_Data in this exercise_
--- begin ---
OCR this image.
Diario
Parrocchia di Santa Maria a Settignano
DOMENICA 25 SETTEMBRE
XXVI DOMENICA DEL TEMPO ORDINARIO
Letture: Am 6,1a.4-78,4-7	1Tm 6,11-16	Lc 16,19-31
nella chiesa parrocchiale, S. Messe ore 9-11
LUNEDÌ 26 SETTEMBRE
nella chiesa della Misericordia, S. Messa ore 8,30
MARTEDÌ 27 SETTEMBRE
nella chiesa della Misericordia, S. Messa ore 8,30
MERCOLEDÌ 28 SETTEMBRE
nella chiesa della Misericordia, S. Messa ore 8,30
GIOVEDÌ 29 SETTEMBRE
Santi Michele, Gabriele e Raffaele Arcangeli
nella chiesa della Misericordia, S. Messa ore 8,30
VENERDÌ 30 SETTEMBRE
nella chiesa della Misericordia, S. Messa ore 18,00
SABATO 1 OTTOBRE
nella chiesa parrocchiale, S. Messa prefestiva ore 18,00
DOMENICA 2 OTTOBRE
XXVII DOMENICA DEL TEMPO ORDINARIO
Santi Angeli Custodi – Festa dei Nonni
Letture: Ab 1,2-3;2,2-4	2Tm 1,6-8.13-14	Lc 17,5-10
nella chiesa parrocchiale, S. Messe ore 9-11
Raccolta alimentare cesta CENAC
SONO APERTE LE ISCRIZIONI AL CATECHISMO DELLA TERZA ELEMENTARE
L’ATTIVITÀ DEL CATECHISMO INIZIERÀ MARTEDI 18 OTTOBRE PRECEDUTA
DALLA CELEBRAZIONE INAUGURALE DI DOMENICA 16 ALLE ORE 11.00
--- end ---
_Problem_
Output the records exactly, including every line.

_Problem solution_
OCR this image.
Diario
Parrocchia di Santa Maria a Settignano
DOMENICA 25 SETTEMBRE
XXVI DOMENICA DEL TEMPO ORDINARIO
Letture: Am 6,1a.4-78,4-7	1Tm 6,11-16	Lc 16,19-31
nella chiesa parrocchiale, S. Messe ore 9-11
LUNEDÌ 26 SETTEMBRE
nella chiesa della Misericordia, S. Messa ore 8,30
MARTEDÌ 27 SETTEMBRE
nella chiesa della Misericordia, S. Messa ore 8,30
MERCOLEDÌ 28 SETTEMBRE
nella chiesa della Misericordia, S. Messa ore 8,30
GIOVEDÌ 29 SETTEMBRE
Santi Michele, Gabriele e Raffaele Arcangeli
nella chiesa della Misericordia, S. Messa ore 8,30
VENERDÌ 30 SETTEMBRE
nella chiesa della Misericordia, S. Messa ore 18,00
SABATO 1 OTTOBRE
nella chiesa parrocchiale, S. Messa prefestiva ore 18,00
DOMENICA 2 OTTOBRE
XXVII DOMENICA DEL TEMPO ORDINARIO
Santi Angeli Custodi – Festa dei Nonni
Letture: Ab 1,2-3;2,2-4	2Tm 1,6-8.13-14	Lc 17,5-10
nella chiesa parrocchiale, S. Messe ore 9-11
Raccolta alimentare cesta CENAC
SONO APERTE LE ISCRIZIONI AL CATECHISMO DELLA TERZA ELEMENTARE
L’ATTIVITÀ DEL CATECHISMO INIZIERÀ MARTEDI 18 OTTOBRE PRECEDUTA
DALLA CELEBRAZIONE INAUGURALE DI DOMENICA 16 ALLE ORE 11.00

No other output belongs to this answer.